INSTRUCTIONS FOR THE TASK:
Write out the material again word for word, dropping any images it holds.

LISTED ENTRIES:
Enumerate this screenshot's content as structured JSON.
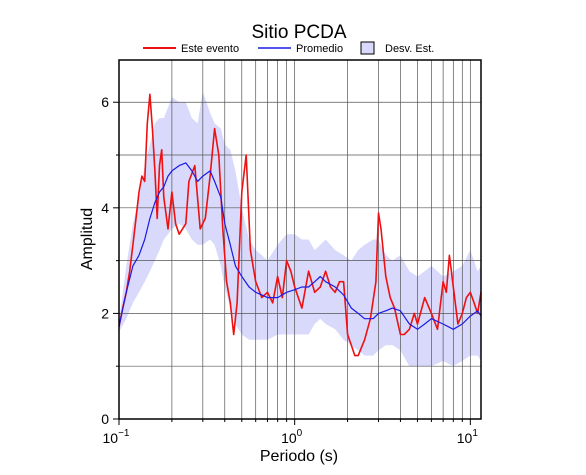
{
  "chart_data": {
    "type": "line",
    "title": "Sitio PCDA",
    "xlabel": "Periodo (s)",
    "ylabel": "Amplitud",
    "xscale": "log",
    "xlim": [
      0.1,
      11.5
    ],
    "ylim": [
      0,
      6.8
    ],
    "x_ticks": [
      {
        "value": 0.1,
        "base": "10",
        "exp": "−1"
      },
      {
        "value": 1,
        "base": "10",
        "exp": "0"
      },
      {
        "value": 10,
        "base": "10",
        "exp": "1"
      }
    ],
    "y_ticks": [
      0,
      2,
      4,
      6
    ],
    "grid": true,
    "legend_position": "top",
    "legend": [
      {
        "label": "Este evento",
        "kind": "line",
        "color": "#ee1111"
      },
      {
        "label": "Promedio",
        "kind": "line",
        "color": "#1a1ae6"
      },
      {
        "label": "Desv. Est.",
        "kind": "band",
        "color": "#d9d9fb"
      }
    ],
    "series": [
      {
        "name": "Este evento",
        "color": "#ee1111",
        "x": [
          0.1,
          0.105,
          0.11,
          0.115,
          0.12,
          0.125,
          0.13,
          0.135,
          0.14,
          0.145,
          0.15,
          0.155,
          0.16,
          0.165,
          0.17,
          0.175,
          0.18,
          0.19,
          0.2,
          0.21,
          0.22,
          0.23,
          0.24,
          0.25,
          0.27,
          0.29,
          0.31,
          0.33,
          0.35,
          0.37,
          0.39,
          0.41,
          0.43,
          0.45,
          0.47,
          0.5,
          0.53,
          0.56,
          0.6,
          0.65,
          0.7,
          0.75,
          0.8,
          0.85,
          0.9,
          0.95,
          1.0,
          1.1,
          1.2,
          1.3,
          1.4,
          1.5,
          1.6,
          1.7,
          1.8,
          1.9,
          2.0,
          2.1,
          2.2,
          2.3,
          2.5,
          2.7,
          2.9,
          3.0,
          3.1,
          3.3,
          3.5,
          3.7,
          4.0,
          4.2,
          4.5,
          4.8,
          5.0,
          5.5,
          6.0,
          6.5,
          7.0,
          7.3,
          7.6,
          8.0,
          8.5,
          9.0,
          9.5,
          10.0,
          10.5,
          11.0,
          11.5
        ],
        "values": [
          1.75,
          2.1,
          2.4,
          2.8,
          3.3,
          3.8,
          4.3,
          4.6,
          4.5,
          5.6,
          6.15,
          5.5,
          4.7,
          3.8,
          4.8,
          5.1,
          4.2,
          3.6,
          4.3,
          3.7,
          3.5,
          3.6,
          3.7,
          4.5,
          4.8,
          3.6,
          3.8,
          4.6,
          5.5,
          5.0,
          3.6,
          2.6,
          2.2,
          1.6,
          2.2,
          4.3,
          5.0,
          3.2,
          2.6,
          2.3,
          2.4,
          2.2,
          2.7,
          2.3,
          3.0,
          2.8,
          2.5,
          2.1,
          2.8,
          2.4,
          2.5,
          2.8,
          2.5,
          2.4,
          2.6,
          2.6,
          1.6,
          1.4,
          1.2,
          1.2,
          1.5,
          1.9,
          2.6,
          3.9,
          3.6,
          2.7,
          2.3,
          2.1,
          1.6,
          1.6,
          1.7,
          2.0,
          1.8,
          2.3,
          2.0,
          1.7,
          2.6,
          2.4,
          3.1,
          2.5,
          1.8,
          2.0,
          2.3,
          2.4,
          2.2,
          2.0,
          2.4
        ]
      },
      {
        "name": "Promedio",
        "color": "#1a1ae6",
        "x": [
          0.1,
          0.11,
          0.12,
          0.13,
          0.14,
          0.15,
          0.16,
          0.17,
          0.18,
          0.19,
          0.2,
          0.22,
          0.24,
          0.26,
          0.28,
          0.3,
          0.33,
          0.35,
          0.38,
          0.4,
          0.43,
          0.46,
          0.5,
          0.55,
          0.6,
          0.65,
          0.7,
          0.8,
          0.9,
          1.0,
          1.1,
          1.2,
          1.3,
          1.4,
          1.5,
          1.7,
          1.9,
          2.1,
          2.3,
          2.5,
          2.8,
          3.0,
          3.3,
          3.6,
          4.0,
          4.5,
          5.0,
          5.5,
          6.0,
          7.0,
          8.0,
          9.0,
          10.0,
          11.0,
          11.5
        ],
        "values": [
          1.75,
          2.4,
          2.9,
          3.1,
          3.4,
          3.8,
          4.1,
          4.3,
          4.4,
          4.6,
          4.7,
          4.8,
          4.85,
          4.7,
          4.5,
          4.6,
          4.7,
          4.5,
          4.2,
          3.7,
          3.3,
          2.9,
          2.7,
          2.5,
          2.4,
          2.35,
          2.3,
          2.3,
          2.4,
          2.45,
          2.5,
          2.5,
          2.6,
          2.7,
          2.6,
          2.5,
          2.35,
          2.1,
          2.0,
          1.9,
          1.9,
          2.0,
          2.05,
          2.1,
          2.05,
          1.8,
          1.7,
          1.8,
          1.9,
          1.8,
          1.7,
          1.8,
          1.95,
          2.05,
          1.95
        ]
      }
    ],
    "band": {
      "name": "Desv. Est.",
      "color": "#d9d9fb",
      "x": [
        0.1,
        0.11,
        0.12,
        0.13,
        0.14,
        0.15,
        0.16,
        0.17,
        0.18,
        0.19,
        0.2,
        0.22,
        0.24,
        0.26,
        0.28,
        0.3,
        0.33,
        0.35,
        0.38,
        0.4,
        0.43,
        0.46,
        0.5,
        0.55,
        0.6,
        0.65,
        0.7,
        0.8,
        0.9,
        1.0,
        1.1,
        1.2,
        1.3,
        1.4,
        1.5,
        1.7,
        1.9,
        2.1,
        2.3,
        2.5,
        2.8,
        3.0,
        3.3,
        3.6,
        4.0,
        4.5,
        5.0,
        5.5,
        6.0,
        7.0,
        8.0,
        9.0,
        10.0,
        11.0,
        11.5
      ],
      "upper": [
        1.85,
        2.9,
        3.7,
        4.2,
        4.8,
        5.2,
        5.6,
        5.7,
        5.7,
        5.9,
        6.1,
        6.0,
        6.0,
        5.7,
        5.6,
        6.2,
        5.8,
        5.6,
        5.5,
        5.2,
        5.1,
        4.7,
        4.0,
        3.4,
        3.2,
        3.1,
        3.0,
        3.3,
        3.5,
        3.5,
        3.4,
        3.4,
        3.2,
        3.3,
        3.4,
        3.2,
        3.1,
        3.0,
        3.2,
        3.3,
        3.4,
        3.4,
        3.1,
        3.0,
        3.1,
        2.8,
        2.7,
        2.8,
        2.9,
        2.7,
        2.8,
        2.9,
        3.2,
        2.8,
        2.9
      ],
      "lower": [
        1.65,
        1.9,
        2.2,
        2.4,
        2.6,
        2.8,
        3.0,
        3.2,
        3.4,
        3.5,
        3.6,
        3.7,
        3.6,
        3.4,
        3.3,
        3.3,
        3.4,
        3.3,
        2.9,
        2.5,
        2.1,
        1.8,
        1.6,
        1.5,
        1.5,
        1.5,
        1.5,
        1.6,
        1.6,
        1.6,
        1.6,
        1.6,
        1.8,
        1.9,
        1.8,
        1.7,
        1.5,
        1.4,
        1.3,
        1.2,
        1.2,
        1.3,
        1.4,
        1.4,
        1.3,
        1.0,
        1.0,
        1.0,
        1.0,
        1.1,
        1.0,
        1.1,
        1.2,
        1.2,
        1.1
      ]
    }
  }
}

OUTPUT:
Enumerate this screenshot's content as structured JSON.
{
  "chart_data": {
    "type": "line",
    "title": "Sitio PCDA",
    "xlabel": "Periodo (s)",
    "ylabel": "Amplitud",
    "xscale": "log",
    "xlim": [
      0.1,
      11.5
    ],
    "ylim": [
      0,
      6.8
    ],
    "x_ticks": [
      {
        "value": 0.1,
        "base": "10",
        "exp": "−1"
      },
      {
        "value": 1,
        "base": "10",
        "exp": "0"
      },
      {
        "value": 10,
        "base": "10",
        "exp": "1"
      }
    ],
    "y_ticks": [
      0,
      2,
      4,
      6
    ],
    "grid": true,
    "legend_position": "top",
    "legend": [
      {
        "label": "Este evento",
        "kind": "line",
        "color": "#ee1111"
      },
      {
        "label": "Promedio",
        "kind": "line",
        "color": "#1a1ae6"
      },
      {
        "label": "Desv. Est.",
        "kind": "band",
        "color": "#d9d9fb"
      }
    ],
    "series": [
      {
        "name": "Este evento",
        "color": "#ee1111",
        "x": [
          0.1,
          0.105,
          0.11,
          0.115,
          0.12,
          0.125,
          0.13,
          0.135,
          0.14,
          0.145,
          0.15,
          0.155,
          0.16,
          0.165,
          0.17,
          0.175,
          0.18,
          0.19,
          0.2,
          0.21,
          0.22,
          0.23,
          0.24,
          0.25,
          0.27,
          0.29,
          0.31,
          0.33,
          0.35,
          0.37,
          0.39,
          0.41,
          0.43,
          0.45,
          0.47,
          0.5,
          0.53,
          0.56,
          0.6,
          0.65,
          0.7,
          0.75,
          0.8,
          0.85,
          0.9,
          0.95,
          1.0,
          1.1,
          1.2,
          1.3,
          1.4,
          1.5,
          1.6,
          1.7,
          1.8,
          1.9,
          2.0,
          2.1,
          2.2,
          2.3,
          2.5,
          2.7,
          2.9,
          3.0,
          3.1,
          3.3,
          3.5,
          3.7,
          4.0,
          4.2,
          4.5,
          4.8,
          5.0,
          5.5,
          6.0,
          6.5,
          7.0,
          7.3,
          7.6,
          8.0,
          8.5,
          9.0,
          9.5,
          10.0,
          10.5,
          11.0,
          11.5
        ],
        "values": [
          1.75,
          2.1,
          2.4,
          2.8,
          3.3,
          3.8,
          4.3,
          4.6,
          4.5,
          5.6,
          6.15,
          5.5,
          4.7,
          3.8,
          4.8,
          5.1,
          4.2,
          3.6,
          4.3,
          3.7,
          3.5,
          3.6,
          3.7,
          4.5,
          4.8,
          3.6,
          3.8,
          4.6,
          5.5,
          5.0,
          3.6,
          2.6,
          2.2,
          1.6,
          2.2,
          4.3,
          5.0,
          3.2,
          2.6,
          2.3,
          2.4,
          2.2,
          2.7,
          2.3,
          3.0,
          2.8,
          2.5,
          2.1,
          2.8,
          2.4,
          2.5,
          2.8,
          2.5,
          2.4,
          2.6,
          2.6,
          1.6,
          1.4,
          1.2,
          1.2,
          1.5,
          1.9,
          2.6,
          3.9,
          3.6,
          2.7,
          2.3,
          2.1,
          1.6,
          1.6,
          1.7,
          2.0,
          1.8,
          2.3,
          2.0,
          1.7,
          2.6,
          2.4,
          3.1,
          2.5,
          1.8,
          2.0,
          2.3,
          2.4,
          2.2,
          2.0,
          2.4
        ]
      },
      {
        "name": "Promedio",
        "color": "#1a1ae6",
        "x": [
          0.1,
          0.11,
          0.12,
          0.13,
          0.14,
          0.15,
          0.16,
          0.17,
          0.18,
          0.19,
          0.2,
          0.22,
          0.24,
          0.26,
          0.28,
          0.3,
          0.33,
          0.35,
          0.38,
          0.4,
          0.43,
          0.46,
          0.5,
          0.55,
          0.6,
          0.65,
          0.7,
          0.8,
          0.9,
          1.0,
          1.1,
          1.2,
          1.3,
          1.4,
          1.5,
          1.7,
          1.9,
          2.1,
          2.3,
          2.5,
          2.8,
          3.0,
          3.3,
          3.6,
          4.0,
          4.5,
          5.0,
          5.5,
          6.0,
          7.0,
          8.0,
          9.0,
          10.0,
          11.0,
          11.5
        ],
        "values": [
          1.75,
          2.4,
          2.9,
          3.1,
          3.4,
          3.8,
          4.1,
          4.3,
          4.4,
          4.6,
          4.7,
          4.8,
          4.85,
          4.7,
          4.5,
          4.6,
          4.7,
          4.5,
          4.2,
          3.7,
          3.3,
          2.9,
          2.7,
          2.5,
          2.4,
          2.35,
          2.3,
          2.3,
          2.4,
          2.45,
          2.5,
          2.5,
          2.6,
          2.7,
          2.6,
          2.5,
          2.35,
          2.1,
          2.0,
          1.9,
          1.9,
          2.0,
          2.05,
          2.1,
          2.05,
          1.8,
          1.7,
          1.8,
          1.9,
          1.8,
          1.7,
          1.8,
          1.95,
          2.05,
          1.95
        ]
      }
    ],
    "band": {
      "name": "Desv. Est.",
      "color": "#d9d9fb",
      "x": [
        0.1,
        0.11,
        0.12,
        0.13,
        0.14,
        0.15,
        0.16,
        0.17,
        0.18,
        0.19,
        0.2,
        0.22,
        0.24,
        0.26,
        0.28,
        0.3,
        0.33,
        0.35,
        0.38,
        0.4,
        0.43,
        0.46,
        0.5,
        0.55,
        0.6,
        0.65,
        0.7,
        0.8,
        0.9,
        1.0,
        1.1,
        1.2,
        1.3,
        1.4,
        1.5,
        1.7,
        1.9,
        2.1,
        2.3,
        2.5,
        2.8,
        3.0,
        3.3,
        3.6,
        4.0,
        4.5,
        5.0,
        5.5,
        6.0,
        7.0,
        8.0,
        9.0,
        10.0,
        11.0,
        11.5
      ],
      "upper": [
        1.85,
        2.9,
        3.7,
        4.2,
        4.8,
        5.2,
        5.6,
        5.7,
        5.7,
        5.9,
        6.1,
        6.0,
        6.0,
        5.7,
        5.6,
        6.2,
        5.8,
        5.6,
        5.5,
        5.2,
        5.1,
        4.7,
        4.0,
        3.4,
        3.2,
        3.1,
        3.0,
        3.3,
        3.5,
        3.5,
        3.4,
        3.4,
        3.2,
        3.3,
        3.4,
        3.2,
        3.1,
        3.0,
        3.2,
        3.3,
        3.4,
        3.4,
        3.1,
        3.0,
        3.1,
        2.8,
        2.7,
        2.8,
        2.9,
        2.7,
        2.8,
        2.9,
        3.2,
        2.8,
        2.9
      ],
      "lower": [
        1.65,
        1.9,
        2.2,
        2.4,
        2.6,
        2.8,
        3.0,
        3.2,
        3.4,
        3.5,
        3.6,
        3.7,
        3.6,
        3.4,
        3.3,
        3.3,
        3.4,
        3.3,
        2.9,
        2.5,
        2.1,
        1.8,
        1.6,
        1.5,
        1.5,
        1.5,
        1.5,
        1.6,
        1.6,
        1.6,
        1.6,
        1.6,
        1.8,
        1.9,
        1.8,
        1.7,
        1.5,
        1.4,
        1.3,
        1.2,
        1.2,
        1.3,
        1.4,
        1.4,
        1.3,
        1.0,
        1.0,
        1.0,
        1.0,
        1.1,
        1.0,
        1.1,
        1.2,
        1.2,
        1.1
      ]
    }
  }
}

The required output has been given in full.